What follows is a listing. Return every line of it exactly.

Dataset content:
● ● ● ● ● ● ●

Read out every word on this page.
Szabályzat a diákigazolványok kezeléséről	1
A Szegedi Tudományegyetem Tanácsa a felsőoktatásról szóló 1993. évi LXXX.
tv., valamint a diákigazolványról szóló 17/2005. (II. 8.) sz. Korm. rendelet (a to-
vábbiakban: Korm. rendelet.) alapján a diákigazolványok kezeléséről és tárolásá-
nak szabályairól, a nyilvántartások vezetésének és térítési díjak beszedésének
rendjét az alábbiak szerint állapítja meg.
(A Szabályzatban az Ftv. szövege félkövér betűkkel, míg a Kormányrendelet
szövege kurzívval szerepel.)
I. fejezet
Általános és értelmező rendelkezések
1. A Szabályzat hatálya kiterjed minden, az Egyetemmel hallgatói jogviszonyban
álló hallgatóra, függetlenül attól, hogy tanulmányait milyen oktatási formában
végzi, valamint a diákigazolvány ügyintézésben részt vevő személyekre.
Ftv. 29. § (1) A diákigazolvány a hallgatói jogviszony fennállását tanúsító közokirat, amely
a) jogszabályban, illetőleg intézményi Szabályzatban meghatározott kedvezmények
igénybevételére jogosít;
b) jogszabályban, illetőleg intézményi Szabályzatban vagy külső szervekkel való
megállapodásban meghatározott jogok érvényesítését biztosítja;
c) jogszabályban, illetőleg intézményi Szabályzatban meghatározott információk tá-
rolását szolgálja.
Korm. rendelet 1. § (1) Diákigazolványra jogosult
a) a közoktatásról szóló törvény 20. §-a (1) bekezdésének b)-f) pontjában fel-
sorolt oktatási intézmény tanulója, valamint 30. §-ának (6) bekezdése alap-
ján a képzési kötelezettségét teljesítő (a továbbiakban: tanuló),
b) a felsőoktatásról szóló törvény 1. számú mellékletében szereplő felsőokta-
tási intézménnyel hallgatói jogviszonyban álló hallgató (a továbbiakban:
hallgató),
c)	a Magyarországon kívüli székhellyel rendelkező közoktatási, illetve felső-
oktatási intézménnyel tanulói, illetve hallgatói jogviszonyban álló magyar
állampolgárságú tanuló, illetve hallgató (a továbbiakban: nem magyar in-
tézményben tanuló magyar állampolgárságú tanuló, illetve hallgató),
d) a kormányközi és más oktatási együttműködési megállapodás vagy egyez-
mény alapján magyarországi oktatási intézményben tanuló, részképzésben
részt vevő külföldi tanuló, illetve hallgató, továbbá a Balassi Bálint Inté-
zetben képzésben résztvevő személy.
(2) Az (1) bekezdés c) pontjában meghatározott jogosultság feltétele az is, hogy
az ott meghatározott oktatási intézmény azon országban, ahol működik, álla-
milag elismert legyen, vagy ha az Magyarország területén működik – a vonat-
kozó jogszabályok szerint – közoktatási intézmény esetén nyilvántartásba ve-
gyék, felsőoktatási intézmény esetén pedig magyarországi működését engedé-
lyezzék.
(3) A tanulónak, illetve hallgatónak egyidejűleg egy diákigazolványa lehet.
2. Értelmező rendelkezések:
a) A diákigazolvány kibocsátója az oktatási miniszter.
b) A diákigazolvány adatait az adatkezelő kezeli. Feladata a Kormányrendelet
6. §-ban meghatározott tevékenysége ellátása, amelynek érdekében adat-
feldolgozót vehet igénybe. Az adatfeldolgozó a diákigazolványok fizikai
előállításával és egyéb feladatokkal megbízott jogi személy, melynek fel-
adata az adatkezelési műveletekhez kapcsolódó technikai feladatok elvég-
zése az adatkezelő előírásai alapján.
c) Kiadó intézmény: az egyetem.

● ● ● ● ● ● ●

Solution to the problem:
Read out every word on this page.
Szabályzat a diákigazolványok kezeléséről	1
A Szegedi Tudományegyetem Tanácsa a felsőoktatásról szóló 1993. évi LXXX.
tv., valamint a diákigazolványról szóló 17/2005. (II. 8.) sz. Korm. rendelet (a to-
vábbiakban: Korm. rendelet.) alapján a diákigazolványok kezeléséről és tárolásá-
nak szabályairól, a nyilvántartások vezetésének és térítési díjak beszedésének
rendjét az alábbiak szerint állapítja meg.
(A Szabályzatban az Ftv. szövege félkövér betűkkel, míg a Kormányrendelet
szövege kurzívval szerepel.)
I. fejezet
Általános és értelmező rendelkezések
1. A Szabályzat hatálya kiterjed minden, az Egyetemmel hallgatói jogviszonyban
álló hallgatóra, függetlenül attól, hogy tanulmányait milyen oktatási formában
végzi, valamint a diákigazolvány ügyintézésben részt vevő személyekre.
Ftv. 29. § (1) A diákigazolvány a hallgatói jogviszony fennállását tanúsító közokirat, amely
a) jogszabályban, illetőleg intézményi Szabályzatban meghatározott kedvezmények
igénybevételére jogosít;
b) jogszabályban, illetőleg intézményi Szabályzatban vagy külső szervekkel való
megállapodásban meghatározott jogok érvényesítését biztosítja;
c) jogszabályban, illetőleg intézményi Szabályzatban meghatározott információk tá-
rolását szolgálja.
Korm. rendelet 1. § (1) Diákigazolványra jogosult
a) a közoktatásról szóló törvény 20. §-a (1) bekezdésének b)-f) pontjában fel-
sorolt oktatási intézmény tanulója, valamint 30. §-ának (6) bekezdése alap-
ján a képzési kötelezettségét teljesítő (a továbbiakban: tanuló),
b) a felsőoktatásról szóló törvény 1. számú mellékletében szereplő felsőokta-
tási intézménnyel hallgatói jogviszonyban álló hallgató (a továbbiakban:
hallgató),
c)	a Magyarországon kívüli székhellyel rendelkező közoktatási, illetve felső-
oktatási intézménnyel tanulói, illetve hallgatói jogviszonyban álló magyar
állampolgárságú tanuló, illetve hallgató (a továbbiakban: nem magyar in-
tézményben tanuló magyar állampolgárságú tanuló, illetve hallgató),
d) a kormányközi és más oktatási együttműködési megállapodás vagy egyez-
mény alapján magyarországi oktatási intézményben tanuló, részképzésben
részt vevő külföldi tanuló, illetve hallgató, továbbá a Balassi Bálint Inté-
zetben képzésben résztvevő személy.
(2) Az (1) bekezdés c) pontjában meghatározott jogosultság feltétele az is, hogy
az ott meghatározott oktatási intézmény azon országban, ahol működik, álla-
milag elismert legyen, vagy ha az Magyarország területén működik – a vonat-
kozó jogszabályok szerint – közoktatási intézmény esetén nyilvántartásba ve-
gyék, felsőoktatási intézmény esetén pedig magyarországi működését engedé-
lyezzék.
(3) A tanulónak, illetve hallgatónak egyidejűleg egy diákigazolványa lehet.
2. Értelmező rendelkezések:
a) A diákigazolvány kibocsátója az oktatási miniszter.
b) A diákigazolvány adatait az adatkezelő kezeli. Feladata a Kormányrendelet
6. §-ban meghatározott tevékenysége ellátása, amelynek érdekében adat-
feldolgozót vehet igénybe. Az adatfeldolgozó a diákigazolványok fizikai
előállításával és egyéb feladatokkal megbízott jogi személy, melynek fel-
adata az adatkezelési műveletekhez kapcsolódó technikai feladatok elvég-
zése az adatkezelő előírásai alapján.
c) Kiadó intézmény: az egyetem.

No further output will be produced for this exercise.